[Aim of the exercise]: Tell how many lines contain the word "концом". Reply with the number only.

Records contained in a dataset
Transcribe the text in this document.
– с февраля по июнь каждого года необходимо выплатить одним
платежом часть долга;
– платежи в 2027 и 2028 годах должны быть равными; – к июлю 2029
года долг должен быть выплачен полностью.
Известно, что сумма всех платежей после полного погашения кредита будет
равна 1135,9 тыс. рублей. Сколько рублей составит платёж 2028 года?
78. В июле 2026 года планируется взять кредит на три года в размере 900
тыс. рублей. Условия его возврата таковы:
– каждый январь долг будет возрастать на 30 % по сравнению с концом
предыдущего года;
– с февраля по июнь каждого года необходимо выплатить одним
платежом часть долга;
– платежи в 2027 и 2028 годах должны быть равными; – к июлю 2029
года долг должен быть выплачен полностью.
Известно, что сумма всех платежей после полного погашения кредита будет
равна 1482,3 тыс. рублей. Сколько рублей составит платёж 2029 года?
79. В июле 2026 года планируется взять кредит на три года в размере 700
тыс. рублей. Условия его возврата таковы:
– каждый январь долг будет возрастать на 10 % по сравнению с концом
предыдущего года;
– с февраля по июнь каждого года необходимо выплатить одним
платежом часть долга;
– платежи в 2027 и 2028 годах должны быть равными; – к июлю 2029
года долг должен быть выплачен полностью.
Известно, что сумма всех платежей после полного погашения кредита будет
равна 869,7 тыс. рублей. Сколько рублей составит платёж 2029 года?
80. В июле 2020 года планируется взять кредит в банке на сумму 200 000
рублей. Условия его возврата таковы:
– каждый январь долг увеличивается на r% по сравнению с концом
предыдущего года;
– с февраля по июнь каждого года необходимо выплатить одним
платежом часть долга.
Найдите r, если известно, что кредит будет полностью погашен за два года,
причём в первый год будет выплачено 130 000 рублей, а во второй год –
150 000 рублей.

* * *

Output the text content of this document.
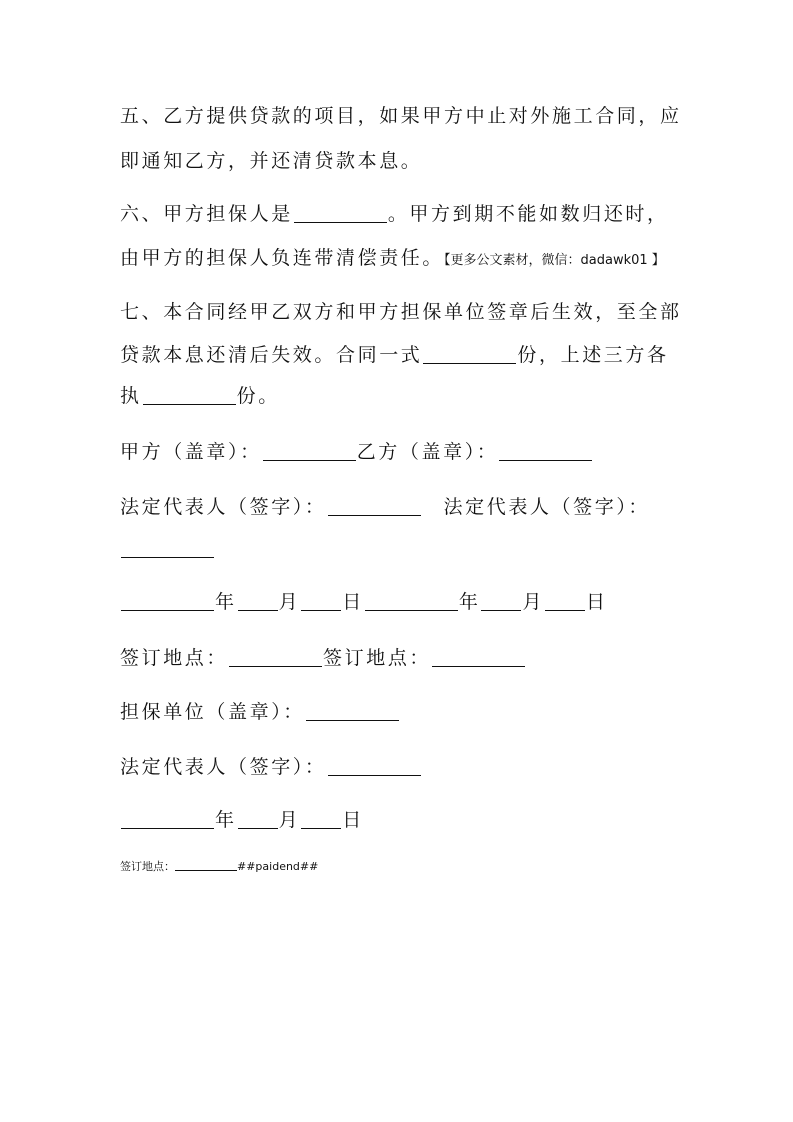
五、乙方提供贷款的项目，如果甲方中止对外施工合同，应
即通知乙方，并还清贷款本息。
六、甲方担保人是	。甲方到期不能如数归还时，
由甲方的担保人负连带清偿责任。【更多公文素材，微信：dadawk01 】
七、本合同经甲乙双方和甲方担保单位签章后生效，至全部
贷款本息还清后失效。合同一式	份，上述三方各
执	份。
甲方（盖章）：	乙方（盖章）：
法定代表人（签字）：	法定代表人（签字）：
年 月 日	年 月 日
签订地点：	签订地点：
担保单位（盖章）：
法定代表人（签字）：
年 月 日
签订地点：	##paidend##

...

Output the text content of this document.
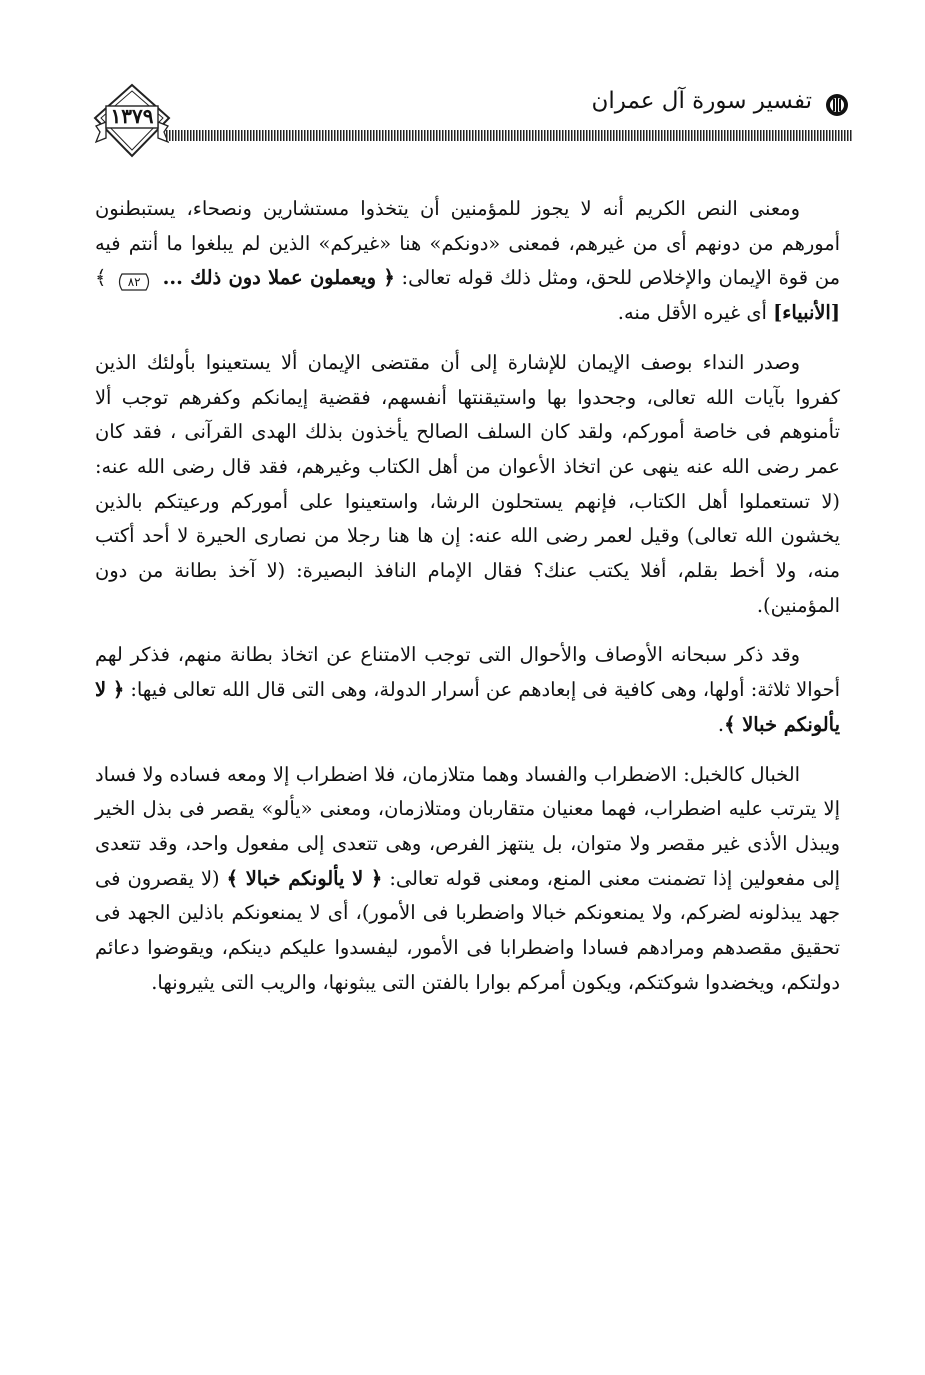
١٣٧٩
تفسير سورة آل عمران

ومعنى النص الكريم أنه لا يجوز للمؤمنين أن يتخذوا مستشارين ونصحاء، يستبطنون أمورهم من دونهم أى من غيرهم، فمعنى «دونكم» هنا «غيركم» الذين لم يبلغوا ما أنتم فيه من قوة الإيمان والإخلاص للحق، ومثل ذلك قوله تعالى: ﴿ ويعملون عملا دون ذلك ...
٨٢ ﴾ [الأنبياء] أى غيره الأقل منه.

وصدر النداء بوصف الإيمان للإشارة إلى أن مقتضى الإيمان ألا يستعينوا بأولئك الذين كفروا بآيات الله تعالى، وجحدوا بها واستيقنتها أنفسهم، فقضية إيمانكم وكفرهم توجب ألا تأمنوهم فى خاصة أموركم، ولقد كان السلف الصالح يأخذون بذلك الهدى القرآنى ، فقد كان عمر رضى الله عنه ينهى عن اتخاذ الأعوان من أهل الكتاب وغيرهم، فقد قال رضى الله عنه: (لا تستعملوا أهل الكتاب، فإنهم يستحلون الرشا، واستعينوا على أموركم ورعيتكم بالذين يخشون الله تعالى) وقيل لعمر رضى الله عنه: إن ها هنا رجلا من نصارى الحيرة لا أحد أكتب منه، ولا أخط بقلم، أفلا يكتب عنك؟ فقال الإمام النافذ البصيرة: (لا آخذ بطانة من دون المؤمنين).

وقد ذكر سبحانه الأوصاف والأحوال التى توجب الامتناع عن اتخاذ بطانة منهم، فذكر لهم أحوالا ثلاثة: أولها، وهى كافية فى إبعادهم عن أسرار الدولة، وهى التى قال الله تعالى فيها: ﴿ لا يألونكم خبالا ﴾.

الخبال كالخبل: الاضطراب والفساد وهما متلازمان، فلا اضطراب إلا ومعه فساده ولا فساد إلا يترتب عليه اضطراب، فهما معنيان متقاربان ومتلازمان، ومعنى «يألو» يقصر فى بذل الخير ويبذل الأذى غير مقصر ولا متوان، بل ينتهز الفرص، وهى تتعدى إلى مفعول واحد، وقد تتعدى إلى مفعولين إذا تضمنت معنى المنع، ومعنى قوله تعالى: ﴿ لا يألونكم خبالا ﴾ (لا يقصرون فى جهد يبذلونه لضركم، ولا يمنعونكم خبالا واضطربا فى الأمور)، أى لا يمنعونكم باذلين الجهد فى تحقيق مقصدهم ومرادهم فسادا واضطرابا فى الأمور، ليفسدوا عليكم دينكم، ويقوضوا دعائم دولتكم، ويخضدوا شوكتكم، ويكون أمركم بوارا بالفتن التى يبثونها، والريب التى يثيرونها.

[Exercise answer]: 3